→ **Task description**
Each line of the material holding the word "genrer" must be identified and copied.

→ **Input for this task**

◆ ◆ ◆ ◆ ◆

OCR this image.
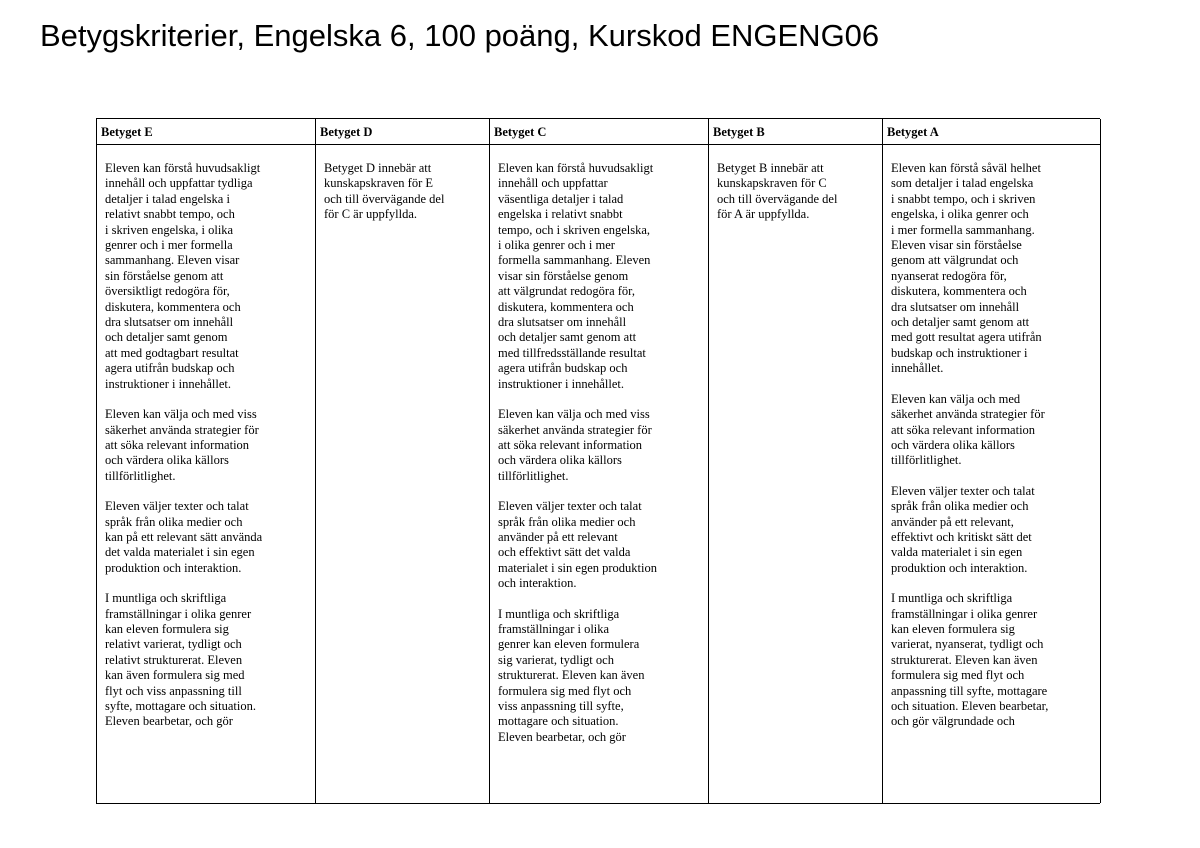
Betygskriterier, Engelska 6, 100 poäng, Kurskod ENGENG06
Betyget E

Eleven kan förstå huvudsakligt
innehåll och uppfattar tydliga
detaljer i talad engelska i
relativt snabbt tempo, och
i skriven engelska, i olika
genrer och i mer formella
sammanhang. Eleven visar
sin förståelse genom att
översiktligt redogöra för,
diskutera, kommentera och
dra slutsatser om innehåll
och detaljer samt genom
att med godtagbart resultat
agera utifrån budskap och
instruktioner i innehållet.

Eleven kan välja och med viss
säkerhet använda strategier för
att söka relevant information
och värdera olika källors
tillförlitlighet.

Eleven väljer texter och talat
språk från olika medier och
kan på ett relevant sätt använda
det valda materialet i sin egen
produktion och interaktion.

I muntliga och skriftliga
framställningar i olika genrer
kan eleven formulera sig
relativt varierat, tydligt och
relativt strukturerat. Eleven
kan även formulera sig med
flyt och viss anpassning till
syfte, mottagare och situation.
Eleven bearbetar, och gör

Betyget D

Betyget D innebär att
kunskapskraven för E
och till övervägande del
för C är uppfyllda.

Betyget C

Eleven kan förstå huvudsakligt
innehåll och uppfattar
väsentliga detaljer i talad
engelska i relativt snabbt
tempo, och i skriven engelska,
i olika genrer och i mer
formella sammanhang. Eleven
visar sin förståelse genom
att välgrundat redogöra för,
diskutera, kommentera och
dra slutsatser om innehåll
och detaljer samt genom att
med tillfredsställande resultat
agera utifrån budskap och
instruktioner i innehållet.

Eleven kan välja och med viss
säkerhet använda strategier för
att söka relevant information
och värdera olika källors
tillförlitlighet.

Eleven väljer texter och talat
språk från olika medier och
använder på ett relevant
och effektivt sätt det valda
materialet i sin egen produktion
och interaktion.

I muntliga och skriftliga
framställningar i olika
genrer kan eleven formulera
sig varierat, tydligt och
strukturerat. Eleven kan även
formulera sig med flyt och
viss anpassning till syfte,
mottagare och situation.
Eleven bearbetar, och gör

Betyget B

Betyget B innebär att
kunskapskraven för C
och till övervägande del
för A är uppfyllda.

Betyget A

Eleven kan förstå såväl helhet
som detaljer i talad engelska
i snabbt tempo, och i skriven
engelska, i olika genrer och
i mer formella sammanhang.
Eleven visar sin förståelse
genom att välgrundat och
nyanserat redogöra för,
diskutera, kommentera och
dra slutsatser om innehåll
och detaljer samt genom att
med gott resultat agera utifrån
budskap och instruktioner i
innehållet.

Eleven kan välja och med
säkerhet använda strategier för
att söka relevant information
och värdera olika källors
tillförlitlighet.

Eleven väljer texter och talat
språk från olika medier och
använder på ett relevant,
effektivt och kritiskt sätt det
valda materialet i sin egen
produktion och interaktion.

I muntliga och skriftliga
framställningar i olika genrer
kan eleven formulera sig
varierat, nyanserat, tydligt och
strukturerat. Eleven kan även
formulera sig med flyt och
anpassning till syfte, mottagare
och situation. Eleven bearbetar,
och gör välgrundade och
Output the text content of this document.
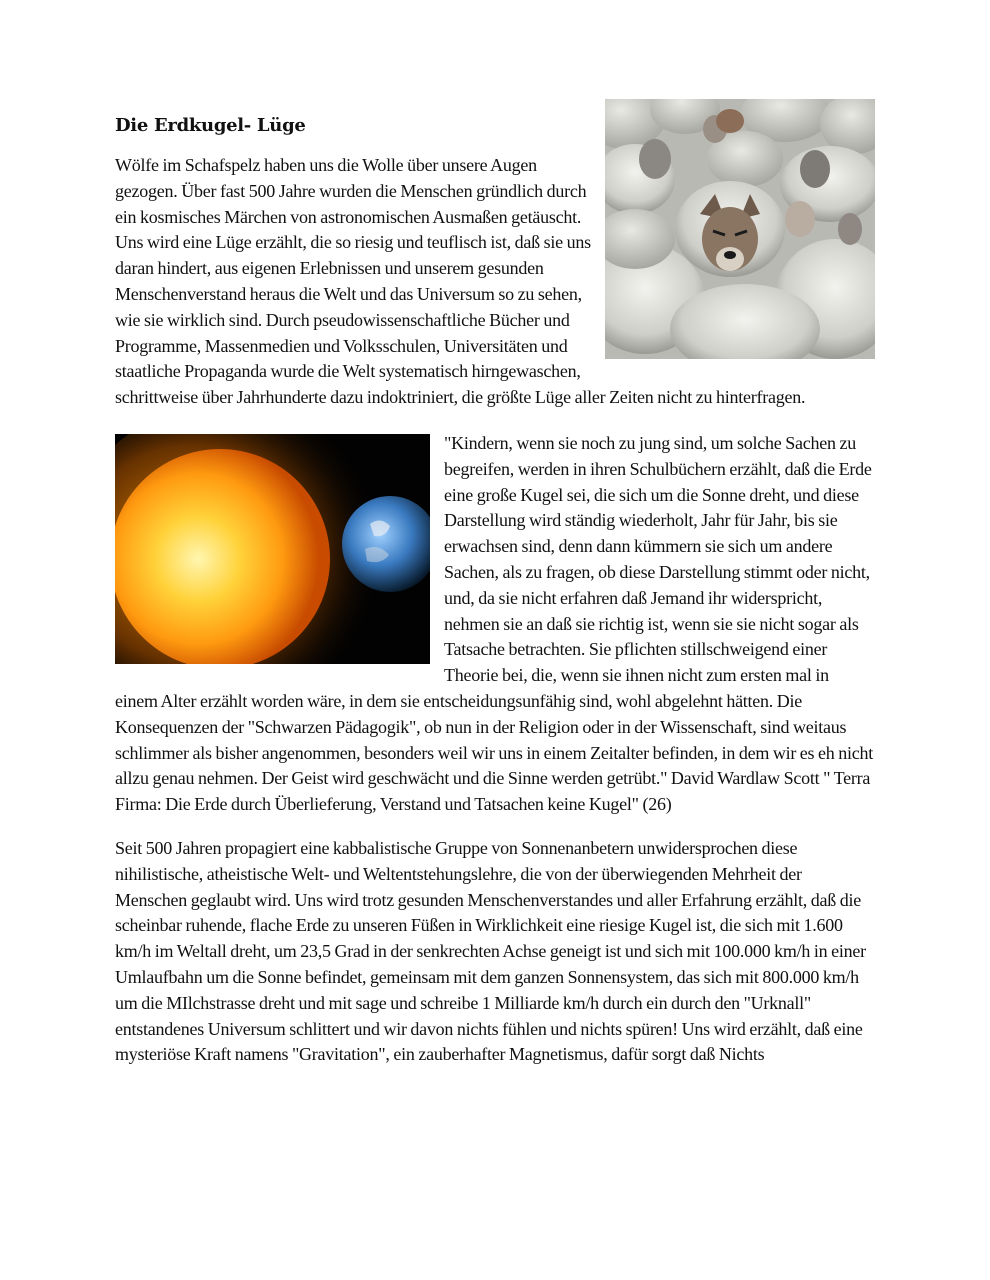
Die Erdkugel- Lüge

Wölfe im Schafspelz haben uns die Wolle über unsere Augen gezogen. Über fast 500 Jahre wurden die Menschen gründlich durch ein kosmisches Märchen von astronomischen Ausmaßen getäuscht. Uns wird eine Lüge erzählt, die so riesig und teuflisch ist, daß sie uns daran hindert, aus eigenen Erlebnissen und unserem gesunden Menschenverstand heraus die Welt und das Universum so zu sehen, wie sie wirklich sind. Durch pseudowissenschaftliche Bücher und Programme, Massenmedien und Volksschulen, Universitäten und staatliche Propaganda wurde die Welt systematisch hirngewaschen, schrittweise über Jahrhunderte dazu indoktriniert, die größte Lüge aller Zeiten nicht zu hinterfragen.

"Kindern, wenn sie noch zu jung sind, um solche Sachen zu begreifen, werden in ihren Schulbüchern erzählt, daß die Erde eine große Kugel sei, die sich um die Sonne dreht, und diese Darstellung wird ständig wiederholt, Jahr für Jahr, bis sie erwachsen sind, denn dann kümmern sie sich um andere Sachen, als zu fragen, ob diese Darstellung stimmt oder nicht, und, da sie nicht erfahren daß Jemand ihr widerspricht, nehmen sie an daß sie richtig ist, wenn sie sie nicht sogar als Tatsache betrachten. Sie pflichten stillschweigend einer Theorie bei, die, wenn sie ihnen nicht zum ersten mal in einem Alter erzählt worden wäre, in dem sie entscheidungsunfähig sind, wohl abgelehnt hätten. Die Konsequenzen der "Schwarzen Pädagogik", ob nun in der Religion oder in der Wissenschaft, sind weitaus schlimmer als bisher angenommen, besonders weil wir uns in einem Zeitalter befinden, in dem wir es eh nicht allzu genau nehmen. Der Geist wird geschwächt und die Sinne werden getrübt." David Wardlaw Scott " Terra Firma: Die Erde durch Überlieferung, Verstand und Tatsachen keine Kugel" (26)

Seit 500 Jahren propagiert eine kabbalistische Gruppe von Sonnenanbetern unwidersprochen diese nihilistische, atheistische Welt- und Weltentstehungslehre, die von der überwiegenden Mehrheit der Menschen geglaubt wird. Uns wird trotz gesunden Menschenverstandes und aller Erfahrung erzählt, daß die scheinbar ruhende, flache Erde zu unseren Füßen in Wirklichkeit eine riesige Kugel ist, die sich mit 1.600 km/h im Weltall dreht, um 23,5 Grad in der senkrechten Achse geneigt ist und sich mit 100.000 km/h in einer Umlaufbahn um die Sonne befindet, gemeinsam mit dem ganzen Sonnensystem, das sich mit 800.000 km/h um die MIlchstrasse dreht und mit sage und schreibe 1 Milliarde km/h durch ein durch den "Urknall" entstandenes Universum schlittert und wir davon nichts fühlen und nichts spüren! Uns wird erzählt, daß eine mysteriöse Kraft namens "Gravitation", ein zauberhafter Magnetismus, dafür sorgt daß Nichts
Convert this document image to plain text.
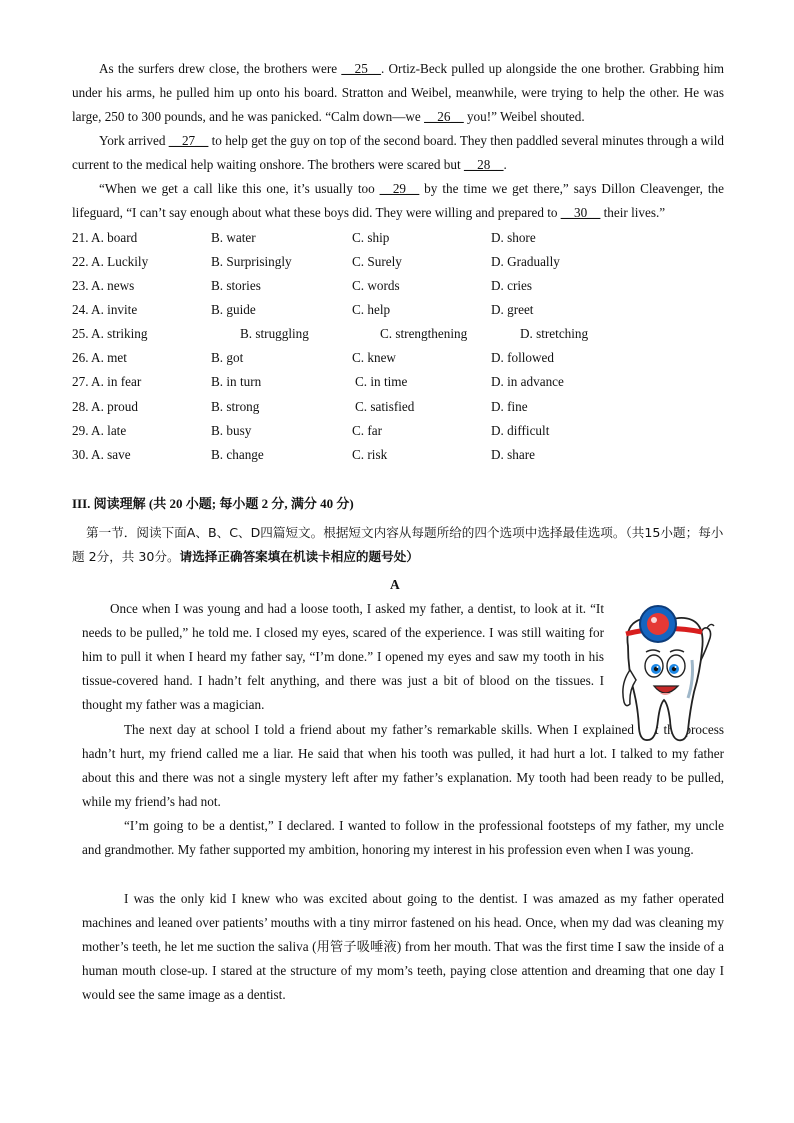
As the surfers drew close, the brothers were __25__. Ortiz-Beck pulled up alongside the one brother. Grabbing him under his arms, he pulled him up onto his board. Stratton and Weibel, meanwhile, were trying to help the other. He was large, 250 to 300 pounds, and he was panicked. “Calm down—we __26__ you!” Weibel shouted.
York arrived __27__ to help get the guy on top of the second board. They then paddled several minutes through a wild current to the medical help waiting onshore. The brothers were scared but __28__.
“When we get a call like this one, it’s usually too __29__ by the time we get there,” says Dillon Cleavenger, the lifeguard, “I can’t say enough about what these boys did. They were willing and prepared to __30__ their lives.”
21. A. board	B. water	C. ship	D. shore
22. A. Luckily	B. Surprisingly	C. Surely	D. Gradually
23. A. news	B. stories	C. words	D. cries
24. A. invite	B. guide	C. help	D. greet
25. A. striking	B. struggling	C. strengthening	D. stretching
26. A. met	B. got	C. knew	D. followed
27. A. in fear	B. in turn	C. in time	D. in advance
28. A. proud	B. strong	C. satisfied	D. fine
29. A. late	B. busy	C. far	D. difficult
30. A. save	B. change	C. risk	D. share
III. 阅读理解 (共 20 小题; 每小题 2 分, 满分 40 分)
第一节．阅读下面A、B、C、D四篇短文。根据短文内容从每题所给的四个选项中选择最佳选项。（共15小题；每小题 2分，共 30分。请选择正确答案填在机读卡相应的题号处）
A
Once when I was young and had a loose tooth, I asked my father, a dentist, to look at it. “It needs to be pulled,” he told me. I closed my eyes, scared of the experience. I was still waiting for him to pull it when I heard my father say, “I’m done.” I opened my eyes and saw my tooth in his tissue-covered hand. I hadn’t felt anything, and there was just a bit of blood on the tissues. I thought my father was a magician.
The next day at school I told a friend about my father’s remarkable skills. When I explained that the process hadn’t hurt, my friend called me a liar. He said that when his tooth was pulled, it had hurt a lot. I talked to my father about this and there was not a single mystery left after my father’s explanation. My tooth had been ready to be pulled, while my friend’s had not.
“I’m going to be a dentist,” I declared. I wanted to follow in the professional footsteps of my father, my uncle and grandmother. My father supported my ambition, honoring my interest in his profession even when I was young.
I was the only kid I knew who was excited about going to the dentist. I was amazed as my father operated machines and leaned over patients’ mouths with a tiny mirror fastened on his head. Once, when my dad was cleaning my mother’s teeth, he let me suction the saliva (用管子吸唾液) from her mouth. That was the first time I saw the inside of a human mouth close-up. I stared at the structure of my mom’s teeth, paying close attention and dreaming that one day I would see the same image as a dentist.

◆ ◆ ◆ ◆ ◆

→ **Answer space**
genrer och i mer formella
framställningar i olika genrer
i olika genrer och i mer
genrer kan eleven formulera
engelska, i olika genrer och
framställningar i olika genrer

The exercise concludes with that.